» **SET PROBLEM**: Set down, in full, every record in the block.

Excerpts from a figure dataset
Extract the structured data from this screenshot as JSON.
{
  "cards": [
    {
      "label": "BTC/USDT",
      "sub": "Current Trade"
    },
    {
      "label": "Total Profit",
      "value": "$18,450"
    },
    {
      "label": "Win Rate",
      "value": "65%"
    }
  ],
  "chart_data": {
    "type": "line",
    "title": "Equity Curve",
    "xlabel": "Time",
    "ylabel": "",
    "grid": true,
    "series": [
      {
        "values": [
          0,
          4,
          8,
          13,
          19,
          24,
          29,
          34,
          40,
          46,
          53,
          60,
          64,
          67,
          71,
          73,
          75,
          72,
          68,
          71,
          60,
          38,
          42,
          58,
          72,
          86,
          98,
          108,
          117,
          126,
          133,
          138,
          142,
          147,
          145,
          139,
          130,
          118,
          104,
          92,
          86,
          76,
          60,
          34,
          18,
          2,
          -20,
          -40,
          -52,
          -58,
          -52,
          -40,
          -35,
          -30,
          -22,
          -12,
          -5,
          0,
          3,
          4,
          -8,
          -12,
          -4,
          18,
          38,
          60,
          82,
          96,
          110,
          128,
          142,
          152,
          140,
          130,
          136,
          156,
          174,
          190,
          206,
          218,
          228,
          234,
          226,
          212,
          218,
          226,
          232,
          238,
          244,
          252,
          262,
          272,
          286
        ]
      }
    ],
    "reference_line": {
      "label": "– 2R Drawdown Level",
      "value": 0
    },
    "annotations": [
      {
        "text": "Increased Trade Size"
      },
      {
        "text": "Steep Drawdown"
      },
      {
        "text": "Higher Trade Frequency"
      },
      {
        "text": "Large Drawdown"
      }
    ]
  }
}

» **ANSWER TO THIS EXERCISE**:
Extract the structured data from this screenshot as JSON.
{
  "cards": [
    {
      "label": "BTC/USDT",
      "sub": "Current Trade"
    },
    {
      "label": "Total Profit",
      "value": "$18,450"
    },
    {
      "label": "Win Rate",
      "value": "65%"
    }
  ],
  "chart_data": {
    "type": "line",
    "title": "Equity Curve",
    "xlabel": "Time",
    "ylabel": "",
    "grid": true,
    "series": [
      {
        "values": [
          0,
          4,
          8,
          13,
          19,
          24,
          29,
          34,
          40,
          46,
          53,
          60,
          64,
          67,
          71,
          73,
          75,
          72,
          68,
          71,
          60,
          38,
          42,
          58,
          72,
          86,
          98,
          108,
          117,
          126,
          133,
          138,
          142,
          147,
          145,
          139,
          130,
          118,
          104,
          92,
          86,
          76,
          60,
          34,
          18,
          2,
          -20,
          -40,
          -52,
          -58,
          -52,
          -40,
          -35,
          -30,
          -22,
          -12,
          -5,
          0,
          3,
          4,
          -8,
          -12,
          -4,
          18,
          38,
          60,
          82,
          96,
          110,
          128,
          142,
          152,
          140,
          130,
          136,
          156,
          174,
          190,
          206,
          218,
          228,
          234,
          226,
          212,
          218,
          226,
          232,
          238,
          244,
          252,
          262,
          272,
          286
        ]
      }
    ],
    "reference_line": {
      "label": "– 2R Drawdown Level",
      "value": 0
    },
    "annotations": [
      {
        "text": "Increased Trade Size"
      },
      {
        "text": "Steep Drawdown"
      },
      {
        "text": "Higher Trade Frequency"
      },
      {
        "text": "Large Drawdown"
      }
    ]
  }
}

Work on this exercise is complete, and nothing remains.